* Begin GIVEN INFORMATION *

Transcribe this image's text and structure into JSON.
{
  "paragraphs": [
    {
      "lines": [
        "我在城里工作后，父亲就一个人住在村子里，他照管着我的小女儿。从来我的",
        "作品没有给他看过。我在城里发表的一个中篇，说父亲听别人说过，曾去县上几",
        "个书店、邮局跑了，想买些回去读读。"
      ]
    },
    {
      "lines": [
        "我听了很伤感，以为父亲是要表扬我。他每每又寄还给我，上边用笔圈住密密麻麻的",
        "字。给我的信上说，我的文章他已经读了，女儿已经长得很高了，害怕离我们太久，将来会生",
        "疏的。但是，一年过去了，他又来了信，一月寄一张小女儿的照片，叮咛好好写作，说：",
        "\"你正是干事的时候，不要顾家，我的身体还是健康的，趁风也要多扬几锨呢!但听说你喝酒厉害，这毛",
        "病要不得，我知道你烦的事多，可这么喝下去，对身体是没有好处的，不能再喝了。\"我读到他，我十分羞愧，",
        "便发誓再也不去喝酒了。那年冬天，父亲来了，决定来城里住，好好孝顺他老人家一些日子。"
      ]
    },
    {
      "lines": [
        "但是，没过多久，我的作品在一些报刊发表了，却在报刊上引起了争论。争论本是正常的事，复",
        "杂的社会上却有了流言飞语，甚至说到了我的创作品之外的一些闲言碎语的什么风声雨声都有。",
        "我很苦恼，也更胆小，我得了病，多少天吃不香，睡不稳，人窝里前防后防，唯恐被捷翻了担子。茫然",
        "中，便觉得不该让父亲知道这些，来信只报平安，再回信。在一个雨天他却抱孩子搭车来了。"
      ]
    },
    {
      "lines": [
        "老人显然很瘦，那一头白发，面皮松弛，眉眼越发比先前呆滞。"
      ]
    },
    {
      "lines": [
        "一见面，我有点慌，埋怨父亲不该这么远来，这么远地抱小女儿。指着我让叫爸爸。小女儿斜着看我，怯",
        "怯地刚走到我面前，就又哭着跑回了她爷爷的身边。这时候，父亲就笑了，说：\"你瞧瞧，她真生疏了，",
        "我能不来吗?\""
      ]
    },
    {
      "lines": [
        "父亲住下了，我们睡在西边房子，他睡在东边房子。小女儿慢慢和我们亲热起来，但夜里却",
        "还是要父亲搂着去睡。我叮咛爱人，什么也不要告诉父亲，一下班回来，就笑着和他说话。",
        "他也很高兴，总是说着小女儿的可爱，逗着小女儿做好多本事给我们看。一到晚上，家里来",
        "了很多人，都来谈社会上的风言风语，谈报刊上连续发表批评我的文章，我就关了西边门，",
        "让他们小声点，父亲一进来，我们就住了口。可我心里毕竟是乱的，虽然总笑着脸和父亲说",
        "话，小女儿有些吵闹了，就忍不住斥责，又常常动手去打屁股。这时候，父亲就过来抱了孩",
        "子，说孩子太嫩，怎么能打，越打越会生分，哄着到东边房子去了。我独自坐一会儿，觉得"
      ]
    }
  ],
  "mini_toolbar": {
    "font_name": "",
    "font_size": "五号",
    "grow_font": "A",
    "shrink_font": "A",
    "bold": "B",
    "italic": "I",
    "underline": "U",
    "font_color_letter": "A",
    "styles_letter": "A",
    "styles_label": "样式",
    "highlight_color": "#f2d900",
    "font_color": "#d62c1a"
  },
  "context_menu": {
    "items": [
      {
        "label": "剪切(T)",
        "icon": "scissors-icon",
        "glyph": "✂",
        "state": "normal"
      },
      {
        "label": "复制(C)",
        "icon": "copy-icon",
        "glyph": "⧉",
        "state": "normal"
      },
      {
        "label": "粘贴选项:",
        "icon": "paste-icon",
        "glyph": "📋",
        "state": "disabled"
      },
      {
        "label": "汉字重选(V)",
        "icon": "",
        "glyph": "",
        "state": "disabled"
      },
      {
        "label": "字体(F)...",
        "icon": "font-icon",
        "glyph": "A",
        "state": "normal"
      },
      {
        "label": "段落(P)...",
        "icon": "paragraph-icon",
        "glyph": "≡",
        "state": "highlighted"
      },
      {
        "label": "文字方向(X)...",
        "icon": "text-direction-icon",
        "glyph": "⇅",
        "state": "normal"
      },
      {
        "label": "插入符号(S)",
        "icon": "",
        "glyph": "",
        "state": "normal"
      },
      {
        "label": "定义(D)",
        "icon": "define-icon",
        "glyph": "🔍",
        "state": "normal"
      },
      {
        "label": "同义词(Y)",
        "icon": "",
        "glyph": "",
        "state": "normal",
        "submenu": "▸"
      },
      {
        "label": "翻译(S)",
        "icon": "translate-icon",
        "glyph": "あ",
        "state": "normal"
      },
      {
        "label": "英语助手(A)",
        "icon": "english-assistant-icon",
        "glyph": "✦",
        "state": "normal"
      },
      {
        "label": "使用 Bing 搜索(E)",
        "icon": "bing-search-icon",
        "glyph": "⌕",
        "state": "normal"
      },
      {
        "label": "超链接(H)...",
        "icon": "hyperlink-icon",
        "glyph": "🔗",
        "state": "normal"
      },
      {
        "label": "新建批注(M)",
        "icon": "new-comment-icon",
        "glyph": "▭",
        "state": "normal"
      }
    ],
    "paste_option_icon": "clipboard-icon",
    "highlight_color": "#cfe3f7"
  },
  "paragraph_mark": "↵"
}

* End GIVEN INFORMATION *

▶ [WHAT IS NEEDED]
Your task is to return the full listing exactly as it was given.

▶ [ANSWER TO THE EXERCISE]
Transcribe this image's text and structure into JSON.
{
  "paragraphs": [
    {
      "lines": [
        "我在城里工作后，父亲就一个人住在村子里，他照管着我的小女儿。从来我的",
        "作品没有给他看过。我在城里发表的一个中篇，说父亲听别人说过，曾去县上几",
        "个书店、邮局跑了，想买些回去读读。"
      ]
    },
    {
      "lines": [
        "我听了很伤感，以为父亲是要表扬我。他每每又寄还给我，上边用笔圈住密密麻麻的",
        "字。给我的信上说，我的文章他已经读了，女儿已经长得很高了，害怕离我们太久，将来会生",
        "疏的。但是，一年过去了，他又来了信，一月寄一张小女儿的照片，叮咛好好写作，说：",
        "\"你正是干事的时候，不要顾家，我的身体还是健康的，趁风也要多扬几锨呢!但听说你喝酒厉害，这毛",
        "病要不得，我知道你烦的事多，可这么喝下去，对身体是没有好处的，不能再喝了。\"我读到他，我十分羞愧，",
        "便发誓再也不去喝酒了。那年冬天，父亲来了，决定来城里住，好好孝顺他老人家一些日子。"
      ]
    },
    {
      "lines": [
        "但是，没过多久，我的作品在一些报刊发表了，却在报刊上引起了争论。争论本是正常的事，复",
        "杂的社会上却有了流言飞语，甚至说到了我的创作品之外的一些闲言碎语的什么风声雨声都有。",
        "我很苦恼，也更胆小，我得了病，多少天吃不香，睡不稳，人窝里前防后防，唯恐被捷翻了担子。茫然",
        "中，便觉得不该让父亲知道这些，来信只报平安，再回信。在一个雨天他却抱孩子搭车来了。"
      ]
    },
    {
      "lines": [
        "老人显然很瘦，那一头白发，面皮松弛，眉眼越发比先前呆滞。"
      ]
    },
    {
      "lines": [
        "一见面，我有点慌，埋怨父亲不该这么远来，这么远地抱小女儿。指着我让叫爸爸。小女儿斜着看我，怯",
        "怯地刚走到我面前，就又哭着跑回了她爷爷的身边。这时候，父亲就笑了，说：\"你瞧瞧，她真生疏了，",
        "我能不来吗?\""
      ]
    },
    {
      "lines": [
        "父亲住下了，我们睡在西边房子，他睡在东边房子。小女儿慢慢和我们亲热起来，但夜里却",
        "还是要父亲搂着去睡。我叮咛爱人，什么也不要告诉父亲，一下班回来，就笑着和他说话。",
        "他也很高兴，总是说着小女儿的可爱，逗着小女儿做好多本事给我们看。一到晚上，家里来",
        "了很多人，都来谈社会上的风言风语，谈报刊上连续发表批评我的文章，我就关了西边门，",
        "让他们小声点，父亲一进来，我们就住了口。可我心里毕竟是乱的，虽然总笑着脸和父亲说",
        "话，小女儿有些吵闹了，就忍不住斥责，又常常动手去打屁股。这时候，父亲就过来抱了孩",
        "子，说孩子太嫩，怎么能打，越打越会生分，哄着到东边房子去了。我独自坐一会儿，觉得"
      ]
    }
  ],
  "mini_toolbar": {
    "font_name": "",
    "font_size": "五号",
    "grow_font": "A",
    "shrink_font": "A",
    "bold": "B",
    "italic": "I",
    "underline": "U",
    "font_color_letter": "A",
    "styles_letter": "A",
    "styles_label": "样式",
    "highlight_color": "#f2d900",
    "font_color": "#d62c1a"
  },
  "context_menu": {
    "items": [
      {
        "label": "剪切(T)",
        "icon": "scissors-icon",
        "glyph": "✂",
        "state": "normal"
      },
      {
        "label": "复制(C)",
        "icon": "copy-icon",
        "glyph": "⧉",
        "state": "normal"
      },
      {
        "label": "粘贴选项:",
        "icon": "paste-icon",
        "glyph": "📋",
        "state": "disabled"
      },
      {
        "label": "汉字重选(V)",
        "icon": "",
        "glyph": "",
        "state": "disabled"
      },
      {
        "label": "字体(F)...",
        "icon": "font-icon",
        "glyph": "A",
        "state": "normal"
      },
      {
        "label": "段落(P)...",
        "icon": "paragraph-icon",
        "glyph": "≡",
        "state": "highlighted"
      },
      {
        "label": "文字方向(X)...",
        "icon": "text-direction-icon",
        "glyph": "⇅",
        "state": "normal"
      },
      {
        "label": "插入符号(S)",
        "icon": "",
        "glyph": "",
        "state": "normal"
      },
      {
        "label": "定义(D)",
        "icon": "define-icon",
        "glyph": "🔍",
        "state": "normal"
      },
      {
        "label": "同义词(Y)",
        "icon": "",
        "glyph": "",
        "state": "normal",
        "submenu": "▸"
      },
      {
        "label": "翻译(S)",
        "icon": "translate-icon",
        "glyph": "あ",
        "state": "normal"
      },
      {
        "label": "英语助手(A)",
        "icon": "english-assistant-icon",
        "glyph": "✦",
        "state": "normal"
      },
      {
        "label": "使用 Bing 搜索(E)",
        "icon": "bing-search-icon",
        "glyph": "⌕",
        "state": "normal"
      },
      {
        "label": "超链接(H)...",
        "icon": "hyperlink-icon",
        "glyph": "🔗",
        "state": "normal"
      },
      {
        "label": "新建批注(M)",
        "icon": "new-comment-icon",
        "glyph": "▭",
        "state": "normal"
      }
    ],
    "paste_option_icon": "clipboard-icon",
    "highlight_color": "#cfe3f7"
  },
  "paragraph_mark": "↵"
}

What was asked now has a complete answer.